[Collected data entries]

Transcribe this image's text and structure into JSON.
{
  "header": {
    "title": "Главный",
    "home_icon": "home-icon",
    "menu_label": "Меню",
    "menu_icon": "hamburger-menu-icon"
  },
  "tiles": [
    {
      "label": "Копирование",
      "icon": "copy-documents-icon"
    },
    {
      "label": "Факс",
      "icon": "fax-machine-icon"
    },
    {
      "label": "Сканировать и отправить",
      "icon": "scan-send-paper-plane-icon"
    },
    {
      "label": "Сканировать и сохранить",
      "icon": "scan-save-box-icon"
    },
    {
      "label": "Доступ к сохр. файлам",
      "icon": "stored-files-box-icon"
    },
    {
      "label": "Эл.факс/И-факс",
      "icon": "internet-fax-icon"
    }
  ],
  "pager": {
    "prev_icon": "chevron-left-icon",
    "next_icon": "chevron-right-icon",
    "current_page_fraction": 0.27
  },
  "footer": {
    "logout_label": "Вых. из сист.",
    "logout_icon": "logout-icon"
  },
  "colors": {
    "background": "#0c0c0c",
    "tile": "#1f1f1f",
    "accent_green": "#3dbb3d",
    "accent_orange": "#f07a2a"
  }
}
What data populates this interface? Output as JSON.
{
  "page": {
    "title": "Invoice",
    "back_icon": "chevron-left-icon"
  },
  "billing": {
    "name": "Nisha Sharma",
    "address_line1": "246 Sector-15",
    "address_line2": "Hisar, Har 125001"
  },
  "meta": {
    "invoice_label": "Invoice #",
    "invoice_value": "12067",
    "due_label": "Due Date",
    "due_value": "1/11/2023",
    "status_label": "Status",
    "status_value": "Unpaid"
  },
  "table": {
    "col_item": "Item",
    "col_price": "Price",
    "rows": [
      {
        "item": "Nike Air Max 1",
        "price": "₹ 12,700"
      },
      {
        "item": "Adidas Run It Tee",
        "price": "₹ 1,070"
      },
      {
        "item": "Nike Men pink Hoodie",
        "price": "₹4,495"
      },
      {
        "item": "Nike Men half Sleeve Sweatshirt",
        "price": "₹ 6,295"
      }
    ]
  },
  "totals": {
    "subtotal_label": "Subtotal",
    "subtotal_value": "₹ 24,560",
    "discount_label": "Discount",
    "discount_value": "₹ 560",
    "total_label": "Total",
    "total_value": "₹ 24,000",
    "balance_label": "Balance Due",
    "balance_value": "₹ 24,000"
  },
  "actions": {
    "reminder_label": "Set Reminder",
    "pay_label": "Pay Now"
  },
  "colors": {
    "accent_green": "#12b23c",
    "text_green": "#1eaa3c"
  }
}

- [THE TASK]:
From the entries above, extract each line containing "scan".

- [FINAL ANSWER]:
      "icon": "scan-send-paper-plane-icon"
      "icon": "scan-save-box-icon"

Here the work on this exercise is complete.